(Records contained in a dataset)
((

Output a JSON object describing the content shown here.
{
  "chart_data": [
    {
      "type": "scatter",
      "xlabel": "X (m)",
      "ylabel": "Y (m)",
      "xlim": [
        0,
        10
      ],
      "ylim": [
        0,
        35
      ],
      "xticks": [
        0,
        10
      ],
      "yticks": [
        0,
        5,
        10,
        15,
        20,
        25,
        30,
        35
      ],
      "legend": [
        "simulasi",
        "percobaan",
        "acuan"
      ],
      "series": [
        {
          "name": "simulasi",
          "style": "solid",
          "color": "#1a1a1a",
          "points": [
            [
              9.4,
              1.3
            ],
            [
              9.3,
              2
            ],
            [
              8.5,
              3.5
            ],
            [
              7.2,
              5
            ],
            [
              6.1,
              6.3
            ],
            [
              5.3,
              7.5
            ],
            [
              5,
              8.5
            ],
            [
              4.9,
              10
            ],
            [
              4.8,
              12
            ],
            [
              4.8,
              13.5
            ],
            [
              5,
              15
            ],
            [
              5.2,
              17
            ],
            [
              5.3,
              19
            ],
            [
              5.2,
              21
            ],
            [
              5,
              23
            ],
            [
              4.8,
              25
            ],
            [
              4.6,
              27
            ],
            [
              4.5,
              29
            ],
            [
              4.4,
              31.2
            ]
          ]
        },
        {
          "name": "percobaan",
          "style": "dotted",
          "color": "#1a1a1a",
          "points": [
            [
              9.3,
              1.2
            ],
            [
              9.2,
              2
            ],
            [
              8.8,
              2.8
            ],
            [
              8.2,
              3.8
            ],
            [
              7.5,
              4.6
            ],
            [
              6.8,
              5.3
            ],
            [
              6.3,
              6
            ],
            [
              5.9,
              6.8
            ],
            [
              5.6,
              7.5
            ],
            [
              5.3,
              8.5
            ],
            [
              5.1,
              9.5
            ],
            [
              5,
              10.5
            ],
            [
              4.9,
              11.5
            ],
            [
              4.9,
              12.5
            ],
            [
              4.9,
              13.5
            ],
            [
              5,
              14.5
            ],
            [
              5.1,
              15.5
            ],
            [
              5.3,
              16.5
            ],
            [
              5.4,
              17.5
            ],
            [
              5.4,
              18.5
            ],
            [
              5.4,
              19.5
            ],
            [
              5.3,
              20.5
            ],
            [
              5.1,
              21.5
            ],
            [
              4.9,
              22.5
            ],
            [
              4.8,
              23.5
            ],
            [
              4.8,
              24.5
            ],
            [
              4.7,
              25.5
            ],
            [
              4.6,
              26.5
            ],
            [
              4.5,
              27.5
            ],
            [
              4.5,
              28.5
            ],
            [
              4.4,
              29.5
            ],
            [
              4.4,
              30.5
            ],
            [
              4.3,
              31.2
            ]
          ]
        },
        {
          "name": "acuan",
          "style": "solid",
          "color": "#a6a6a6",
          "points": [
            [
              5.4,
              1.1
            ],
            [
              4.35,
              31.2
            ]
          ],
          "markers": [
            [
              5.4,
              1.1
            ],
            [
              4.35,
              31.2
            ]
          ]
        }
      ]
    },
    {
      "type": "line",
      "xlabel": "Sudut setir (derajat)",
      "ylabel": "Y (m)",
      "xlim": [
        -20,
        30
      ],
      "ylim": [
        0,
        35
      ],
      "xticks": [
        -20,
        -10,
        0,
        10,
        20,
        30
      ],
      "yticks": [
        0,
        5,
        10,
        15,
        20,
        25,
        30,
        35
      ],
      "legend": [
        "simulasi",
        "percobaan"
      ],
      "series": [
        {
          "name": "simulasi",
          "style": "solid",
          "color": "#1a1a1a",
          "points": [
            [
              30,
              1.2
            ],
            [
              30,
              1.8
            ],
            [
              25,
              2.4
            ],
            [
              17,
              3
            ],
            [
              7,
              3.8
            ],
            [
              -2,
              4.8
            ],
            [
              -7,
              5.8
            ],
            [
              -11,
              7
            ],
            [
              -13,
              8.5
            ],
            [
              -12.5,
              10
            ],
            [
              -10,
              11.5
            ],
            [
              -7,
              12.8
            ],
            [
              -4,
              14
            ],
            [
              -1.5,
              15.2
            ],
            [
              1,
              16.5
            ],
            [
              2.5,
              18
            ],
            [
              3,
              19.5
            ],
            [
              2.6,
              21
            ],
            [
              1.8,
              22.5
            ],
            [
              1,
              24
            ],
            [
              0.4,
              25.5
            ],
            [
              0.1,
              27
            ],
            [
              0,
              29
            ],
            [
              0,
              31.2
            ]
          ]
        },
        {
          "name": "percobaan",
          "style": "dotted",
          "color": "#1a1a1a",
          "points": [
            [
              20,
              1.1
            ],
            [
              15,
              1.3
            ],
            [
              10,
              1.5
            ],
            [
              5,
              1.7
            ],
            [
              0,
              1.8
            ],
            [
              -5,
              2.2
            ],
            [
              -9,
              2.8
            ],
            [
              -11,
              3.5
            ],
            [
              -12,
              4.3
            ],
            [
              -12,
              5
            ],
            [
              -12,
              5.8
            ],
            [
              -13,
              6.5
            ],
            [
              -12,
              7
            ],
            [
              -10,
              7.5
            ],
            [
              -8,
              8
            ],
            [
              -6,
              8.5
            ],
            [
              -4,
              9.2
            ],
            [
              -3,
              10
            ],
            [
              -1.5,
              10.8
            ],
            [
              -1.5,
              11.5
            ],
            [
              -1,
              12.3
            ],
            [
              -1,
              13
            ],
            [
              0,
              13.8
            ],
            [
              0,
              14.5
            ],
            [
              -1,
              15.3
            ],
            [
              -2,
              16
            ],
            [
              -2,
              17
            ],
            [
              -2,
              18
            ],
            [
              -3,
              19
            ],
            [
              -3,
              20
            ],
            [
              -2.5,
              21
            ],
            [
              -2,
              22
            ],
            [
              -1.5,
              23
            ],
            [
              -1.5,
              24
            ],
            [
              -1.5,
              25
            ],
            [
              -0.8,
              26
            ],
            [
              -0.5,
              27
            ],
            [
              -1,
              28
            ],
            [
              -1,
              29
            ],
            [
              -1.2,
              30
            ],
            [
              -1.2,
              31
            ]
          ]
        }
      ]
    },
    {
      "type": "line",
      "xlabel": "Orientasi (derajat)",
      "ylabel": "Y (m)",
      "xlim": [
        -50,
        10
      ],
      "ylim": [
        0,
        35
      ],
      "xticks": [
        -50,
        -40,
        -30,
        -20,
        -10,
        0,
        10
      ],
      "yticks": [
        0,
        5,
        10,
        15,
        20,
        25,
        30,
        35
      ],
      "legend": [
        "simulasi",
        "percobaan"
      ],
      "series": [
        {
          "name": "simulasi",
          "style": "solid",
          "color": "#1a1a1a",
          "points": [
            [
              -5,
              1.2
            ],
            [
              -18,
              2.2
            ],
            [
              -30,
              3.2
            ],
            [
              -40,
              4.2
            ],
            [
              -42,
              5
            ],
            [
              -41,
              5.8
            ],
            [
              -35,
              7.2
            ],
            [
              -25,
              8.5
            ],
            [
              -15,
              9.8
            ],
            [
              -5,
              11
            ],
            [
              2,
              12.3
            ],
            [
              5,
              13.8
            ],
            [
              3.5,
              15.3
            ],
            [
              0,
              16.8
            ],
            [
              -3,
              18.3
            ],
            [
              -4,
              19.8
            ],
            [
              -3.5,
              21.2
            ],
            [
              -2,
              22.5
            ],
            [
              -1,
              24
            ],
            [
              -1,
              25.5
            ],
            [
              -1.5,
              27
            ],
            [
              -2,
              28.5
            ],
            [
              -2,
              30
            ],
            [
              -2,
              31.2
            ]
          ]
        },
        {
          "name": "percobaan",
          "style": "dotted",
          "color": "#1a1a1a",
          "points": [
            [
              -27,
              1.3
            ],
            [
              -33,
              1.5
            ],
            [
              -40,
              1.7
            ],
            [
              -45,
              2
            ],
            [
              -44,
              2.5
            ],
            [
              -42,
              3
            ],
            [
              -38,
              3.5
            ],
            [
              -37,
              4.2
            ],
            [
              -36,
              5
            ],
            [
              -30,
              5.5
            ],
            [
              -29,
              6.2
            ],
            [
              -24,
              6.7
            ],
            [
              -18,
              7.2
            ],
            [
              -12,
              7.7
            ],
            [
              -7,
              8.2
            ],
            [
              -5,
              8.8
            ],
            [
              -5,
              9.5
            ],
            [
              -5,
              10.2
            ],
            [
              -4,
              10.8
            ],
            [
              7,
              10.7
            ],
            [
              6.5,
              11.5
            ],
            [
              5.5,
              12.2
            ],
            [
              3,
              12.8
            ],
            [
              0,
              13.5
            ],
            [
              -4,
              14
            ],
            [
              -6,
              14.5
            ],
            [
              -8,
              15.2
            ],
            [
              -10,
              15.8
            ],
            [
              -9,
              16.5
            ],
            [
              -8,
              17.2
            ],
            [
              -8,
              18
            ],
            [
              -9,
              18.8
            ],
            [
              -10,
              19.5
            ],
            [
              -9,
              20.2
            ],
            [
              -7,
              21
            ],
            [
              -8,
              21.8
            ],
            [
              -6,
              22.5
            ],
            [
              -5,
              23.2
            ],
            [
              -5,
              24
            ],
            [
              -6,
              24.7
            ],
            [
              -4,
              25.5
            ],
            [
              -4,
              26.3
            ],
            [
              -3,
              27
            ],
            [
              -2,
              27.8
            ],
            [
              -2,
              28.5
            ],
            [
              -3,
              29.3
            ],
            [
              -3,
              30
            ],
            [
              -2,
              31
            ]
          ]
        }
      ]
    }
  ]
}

))

**GOAL OF THE EXERCISE**
Tally the lines in these entries that have the string "xlabel" in them, then answer with the count and nothing else.

**WRITTEN SOLUTION**
3